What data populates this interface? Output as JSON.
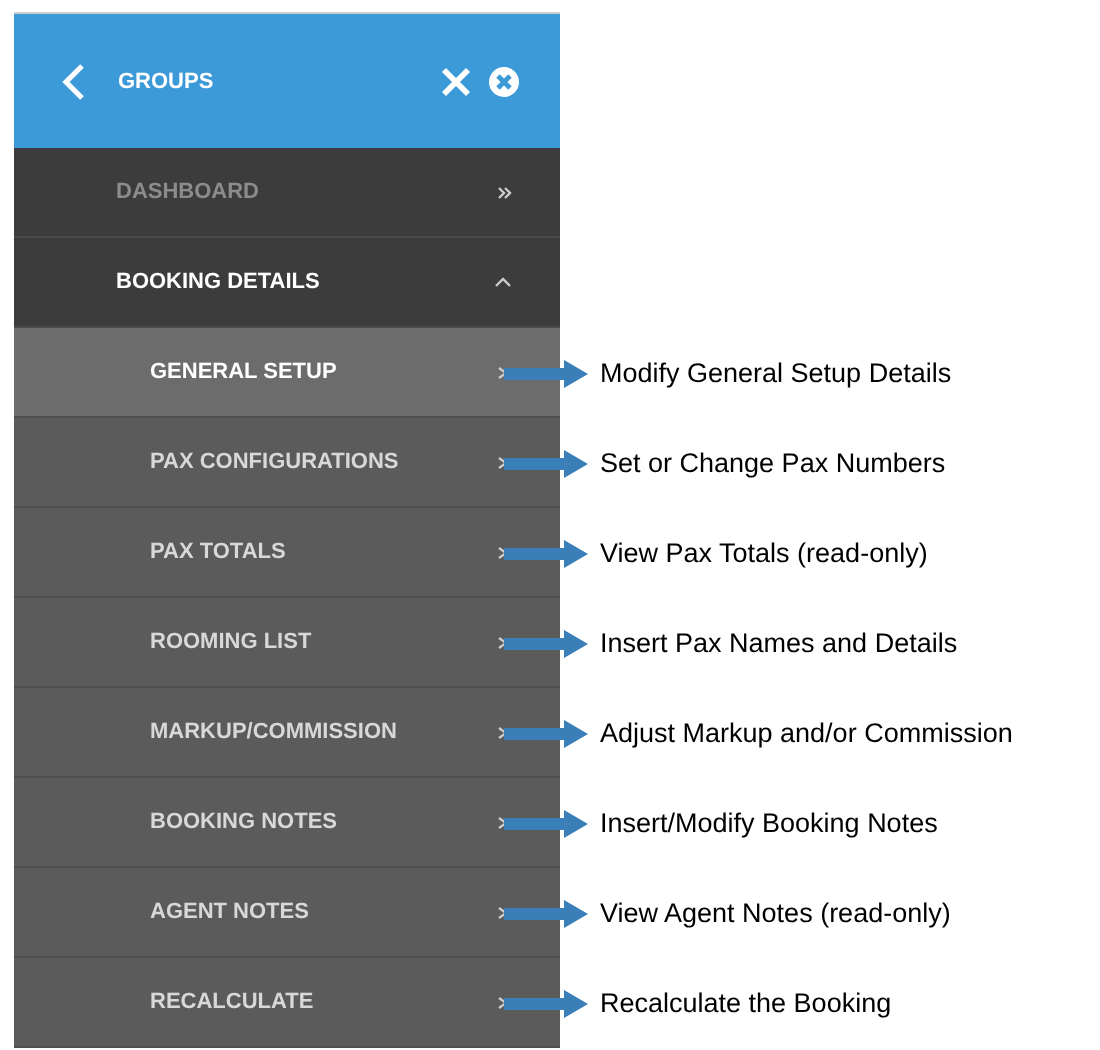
{
  "header": {
    "title": "GROUPS"
  },
  "menu": [
    {
      "label": "DASHBOARD",
      "disabled": true
    },
    {
      "label": "BOOKING DETAILS",
      "disabled": false,
      "expanded": true,
      "children": [
        {
          "label": "GENERAL SETUP",
          "selected": true,
          "callout": "Modify General Setup Details"
        },
        {
          "label": "PAX CONFIGURATIONS",
          "selected": false,
          "callout": "Set or Change Pax Numbers"
        },
        {
          "label": "PAX TOTALS",
          "selected": false,
          "callout": "View Pax Totals (read-only)"
        },
        {
          "label": "ROOMING LIST",
          "selected": false,
          "callout": "Insert Pax Names and Details"
        },
        {
          "label": "MARKUP/COMMISSION",
          "selected": false,
          "callout": "Adjust Markup and/or Commission"
        },
        {
          "label": "BOOKING NOTES",
          "selected": false,
          "callout": "Insert/Modify Booking Notes"
        },
        {
          "label": "AGENT NOTES",
          "selected": false,
          "callout": "View Agent Notes (read-only)"
        },
        {
          "label": "RECALCULATE",
          "selected": false,
          "callout": "Recalculate the Booking"
        }
      ]
    }
  ]
}
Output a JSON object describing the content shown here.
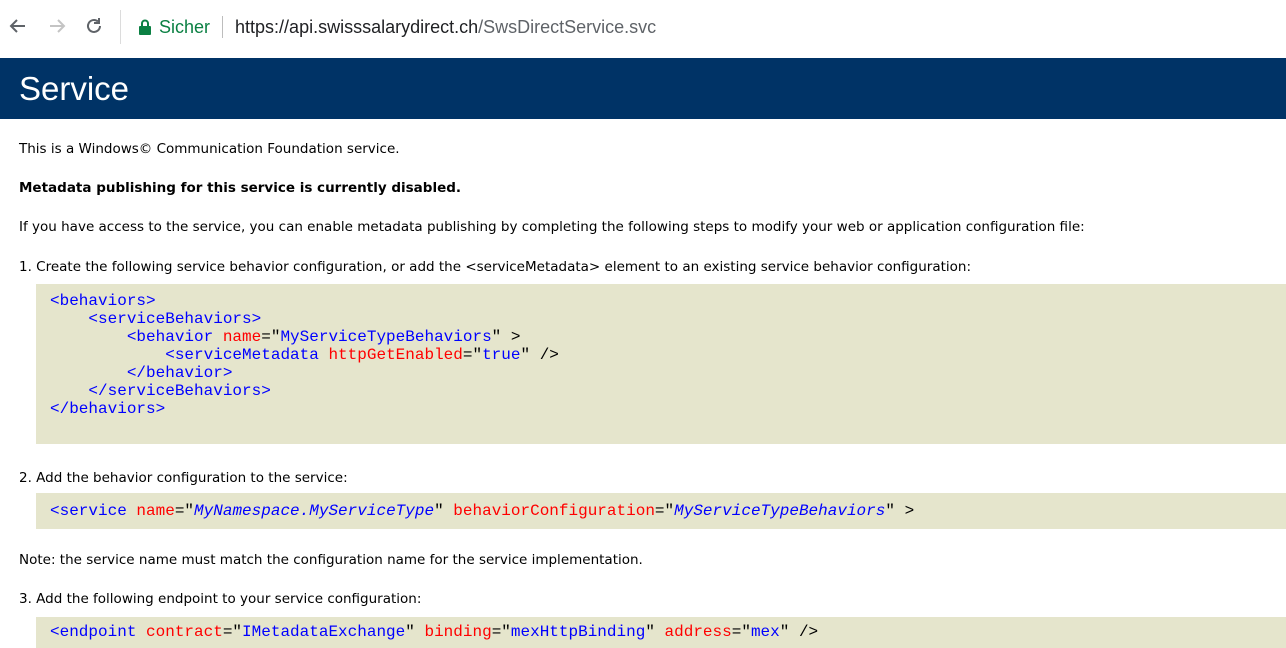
{
  "browser": {
    "secure_label": "Sicher",
    "url_host": "https://api.swisssalarydirect.ch",
    "url_path": "/SwsDirectService.svc"
  },
  "page": {
    "title": "Service",
    "intro": "This is a Windows© Communication Foundation service.",
    "disabled_notice": "Metadata publishing for this service is currently disabled.",
    "access_text": "If you have access to the service, you can enable metadata publishing by completing the following steps to modify your web or application configuration file:",
    "step1": "1. Create the following service behavior configuration, or add the <serviceMetadata> element to an existing service behavior configuration:",
    "step2": "2. Add the behavior configuration to the service:",
    "note": "Note: the service name must match the configuration name for the service implementation.",
    "step3": "3. Add the following endpoint to your service configuration:"
  },
  "code1": {
    "line1": "<behaviors>",
    "line2_tag": "    <serviceBehaviors>",
    "line3_open": "        <behavior ",
    "line3_attr": "name",
    "line3_eq": "=\"",
    "line3_val": "MyServiceTypeBehaviors",
    "line3_close": "\" >",
    "line4_open": "            <serviceMetadata ",
    "line4_attr": "httpGetEnabled",
    "line4_eq": "=\"",
    "line4_val": "true",
    "line4_close": "\" />",
    "line5": "        </behavior>",
    "line6": "    </serviceBehaviors>",
    "line7": "</behaviors>"
  },
  "code2": {
    "open": "<service ",
    "attr1": "name",
    "eq1": "=\"",
    "val1": "MyNamespace.MyServiceType",
    "q1": "\" ",
    "attr2": "behaviorConfiguration",
    "eq2": "=\"",
    "val2": "MyServiceTypeBehaviors",
    "close": "\" >"
  },
  "code3": {
    "open": "<endpoint ",
    "attr1": "contract",
    "eq1": "=\"",
    "val1": "IMetadataExchange",
    "q1": "\" ",
    "attr2": "binding",
    "eq2": "=\"",
    "val2": "mexHttpBinding",
    "q2": "\" ",
    "attr3": "address",
    "eq3": "=\"",
    "val3": "mex",
    "close": "\" />"
  }
}
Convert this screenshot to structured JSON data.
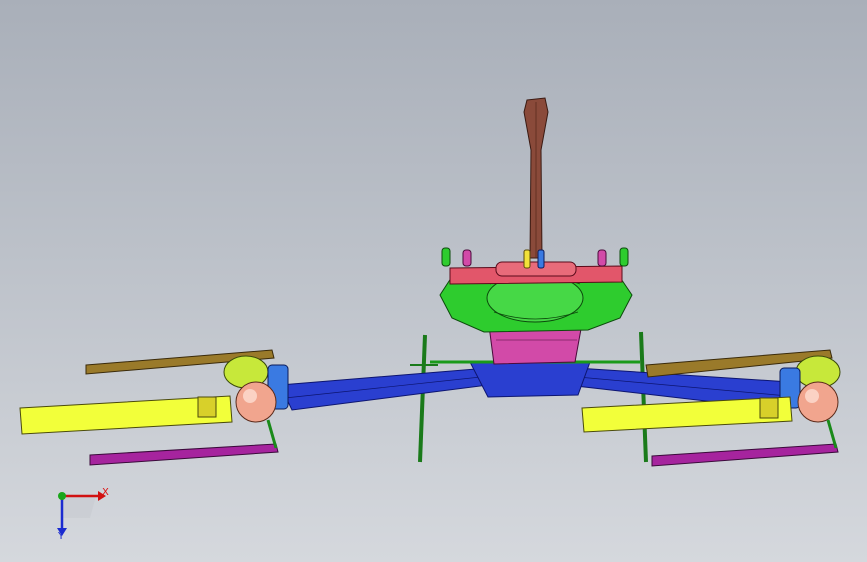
{
  "viewport": {
    "background_top": "#a9afb9",
    "background_bottom": "#d5d8dd"
  },
  "triad": {
    "x_label": "X",
    "y_label": "Y",
    "x_color": "#d11111",
    "y_color": "#1a2bd0",
    "origin_color": "#1aa61a"
  },
  "model": {
    "icon": "quadcopter-assembly",
    "part_colors": {
      "mast": "#8a4a3a",
      "body": "#2ecc2e",
      "hub": "#d24aa8",
      "arms": "#2a3fd0",
      "front_beams": "#f2ff3a",
      "rear_beams": "#a6249e",
      "props": "#9a7a2a",
      "pods": "#f1a58e",
      "legs": "#1a8a1a"
    }
  }
}
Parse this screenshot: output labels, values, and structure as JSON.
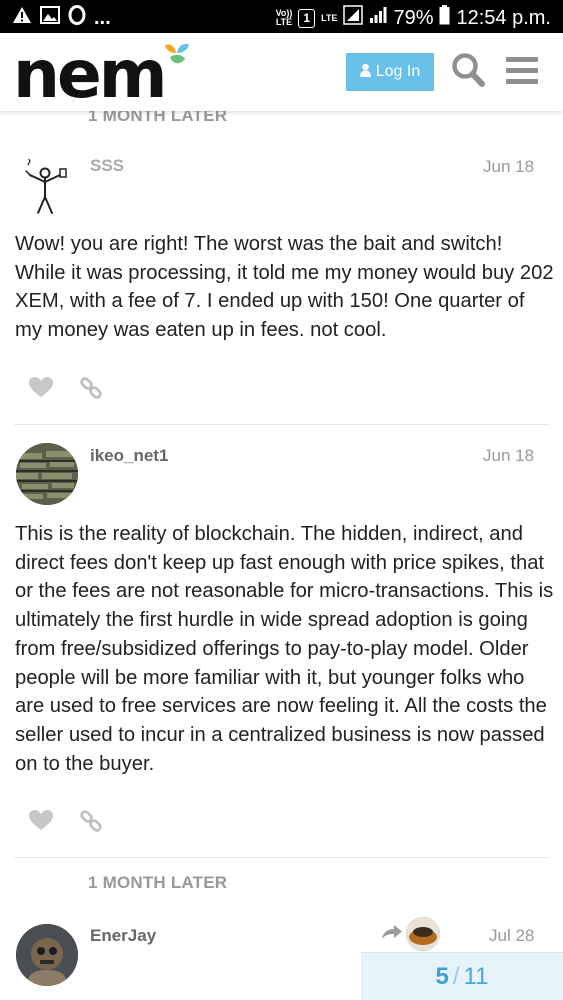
{
  "status_bar": {
    "left_icons": [
      "warning-icon",
      "image-icon",
      "opera-icon",
      "more-icon"
    ],
    "more_text": "...",
    "volte_text": "Vo))\nLTE",
    "sim_badge": "1",
    "lte_text": "LTE",
    "battery": "79%",
    "time": "12:54 p.m."
  },
  "header": {
    "logo_text": "nem",
    "login_label": "Log In",
    "accent_colors": [
      "#67c1e8",
      "#f6a623",
      "#67c17a"
    ]
  },
  "gaps": [
    {
      "label": "1 MONTH LATER"
    },
    {
      "label": "1 MONTH LATER"
    }
  ],
  "posts": [
    {
      "username": "SSS",
      "date": "Jun 18",
      "body": "Wow! you are right! The worst was the bait and switch! While it was processing, it told me my money would buy 202 XEM, with a fee of 7. I ended up with 150! One quarter of my money was eaten up in fees. not cool."
    },
    {
      "username": "ikeo_net1",
      "date": "Jun 18",
      "body": "This is the reality of blockchain. The hidden, indirect, and direct fees don't keep up fast enough with price spikes, that or the fees are not reasonable for micro-transactions. This is ultimately the first hurdle in wide spread adoption is going from free/subsidized offerings to pay-to-play model. Older people will be more familiar with it, but younger folks who are used to free services are now feeling it. All the costs the seller used to incur in a centralized business is now passed on to the buyer."
    },
    {
      "username": "EnerJay",
      "date": "Jul 28"
    }
  ],
  "progress": {
    "current": "5",
    "separator": "/",
    "total": "11"
  }
}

--- Problem details ---
Keep the pictures out of your copy, and repeat every entry above exactly.

--- Task response ---
What data populates this interface? Output as JSON.
{
  "header": {
    "title": "GROUPS"
  },
  "menu": [
    {
      "label": "DASHBOARD",
      "disabled": true
    },
    {
      "label": "BOOKING DETAILS",
      "disabled": false,
      "expanded": true,
      "children": [
        {
          "label": "GENERAL SETUP",
          "selected": true,
          "callout": "Modify General Setup Details"
        },
        {
          "label": "PAX CONFIGURATIONS",
          "selected": false,
          "callout": "Set or Change Pax Numbers"
        },
        {
          "label": "PAX TOTALS",
          "selected": false,
          "callout": "View Pax Totals (read-only)"
        },
        {
          "label": "ROOMING LIST",
          "selected": false,
          "callout": "Insert Pax Names and Details"
        },
        {
          "label": "MARKUP/COMMISSION",
          "selected": false,
          "callout": "Adjust Markup and/or Commission"
        },
        {
          "label": "BOOKING NOTES",
          "selected": false,
          "callout": "Insert/Modify Booking Notes"
        },
        {
          "label": "AGENT NOTES",
          "selected": false,
          "callout": "View Agent Notes (read-only)"
        },
        {
          "label": "RECALCULATE",
          "selected": false,
          "callout": "Recalculate the Booking"
        }
      ]
    }
  ]
}
Output a JSON object describing the content shown here.
{
  "browser": {
    "secure_label": "Sicher",
    "url_host": "https://api.swisssalarydirect.ch",
    "url_path": "/SwsDirectService.svc"
  },
  "page": {
    "title": "Service",
    "intro": "This is a Windows© Communication Foundation service.",
    "disabled_notice": "Metadata publishing for this service is currently disabled.",
    "access_text": "If you have access to the service, you can enable metadata publishing by completing the following steps to modify your web or application configuration file:",
    "step1": "1. Create the following service behavior configuration, or add the <serviceMetadata> element to an existing service behavior configuration:",
    "step2": "2. Add the behavior configuration to the service:",
    "note": "Note: the service name must match the configuration name for the service implementation.",
    "step3": "3. Add the following endpoint to your service configuration:"
  },
  "code1": {
    "line1": "<behaviors>",
    "line2_tag": "    <serviceBehaviors>",
    "line3_open": "        <behavior ",
    "line3_attr": "name",
    "line3_eq": "=\"",
    "line3_val": "MyServiceTypeBehaviors",
    "line3_close": "\" >",
    "line4_open": "            <serviceMetadata ",
    "line4_attr": "httpGetEnabled",
    "line4_eq": "=\"",
    "line4_val": "true",
    "line4_close": "\" />",
    "line5": "        </behavior>",
    "line6": "    </serviceBehaviors>",
    "line7": "</behaviors>"
  },
  "code2": {
    "open": "<service ",
    "attr1": "name",
    "eq1": "=\"",
    "val1": "MyNamespace.MyServiceType",
    "q1": "\" ",
    "attr2": "behaviorConfiguration",
    "eq2": "=\"",
    "val2": "MyServiceTypeBehaviors",
    "close": "\" >"
  },
  "code3": {
    "open": "<endpoint ",
    "attr1": "contract",
    "eq1": "=\"",
    "val1": "IMetadataExchange",
    "q1": "\" ",
    "attr2": "binding",
    "eq2": "=\"",
    "val2": "mexHttpBinding",
    "q2": "\" ",
    "attr3": "address",
    "eq3": "=\"",
    "val3": "mex",
    "close": "\" />"
  }
}
Convert this screenshot to structured JSON data.
{
  "viewport": {
    "background_top": "#a9afb9",
    "background_bottom": "#d5d8dd"
  },
  "triad": {
    "x_label": "X",
    "y_label": "Y",
    "x_color": "#d11111",
    "y_color": "#1a2bd0",
    "origin_color": "#1aa61a"
  },
  "model": {
    "icon": "quadcopter-assembly",
    "part_colors": {
      "mast": "#8a4a3a",
      "body": "#2ecc2e",
      "hub": "#d24aa8",
      "arms": "#2a3fd0",
      "front_beams": "#f2ff3a",
      "rear_beams": "#a6249e",
      "props": "#9a7a2a",
      "pods": "#f1a58e",
      "legs": "#1a8a1a"
    }
  }
}
Parse this screenshot: output labels, values, and structure as JSON.
{
  "status_bar": {
    "left_icons": [
      "warning-icon",
      "image-icon",
      "opera-icon",
      "more-icon"
    ],
    "more_text": "...",
    "volte_text": "Vo))\nLTE",
    "sim_badge": "1",
    "lte_text": "LTE",
    "battery": "79%",
    "time": "12:54 p.m."
  },
  "header": {
    "logo_text": "nem",
    "login_label": "Log In",
    "accent_colors": [
      "#67c1e8",
      "#f6a623",
      "#67c17a"
    ]
  },
  "gaps": [
    {
      "label": "1 MONTH LATER"
    },
    {
      "label": "1 MONTH LATER"
    }
  ],
  "posts": [
    {
      "username": "SSS",
      "date": "Jun 18",
      "body": "Wow! you are right! The worst was the bait and switch! While it was processing, it told me my money would buy 202 XEM, with a fee of 7. I ended up with 150! One quarter of my money was eaten up in fees. not cool."
    },
    {
      "username": "ikeo_net1",
      "date": "Jun 18",
      "body": "This is the reality of blockchain. The hidden, indirect, and direct fees don't keep up fast enough with price spikes, that or the fees are not reasonable for micro-transactions. This is ultimately the first hurdle in wide spread adoption is going from free/subsidized offerings to pay-to-play model. Older people will be more familiar with it, but younger folks who are used to free services are now feeling it. All the costs the seller used to incur in a centralized business is now passed on to the buyer."
    },
    {
      "username": "EnerJay",
      "date": "Jul 28"
    }
  ],
  "progress": {
    "current": "5",
    "separator": "/",
    "total": "11"
  }
}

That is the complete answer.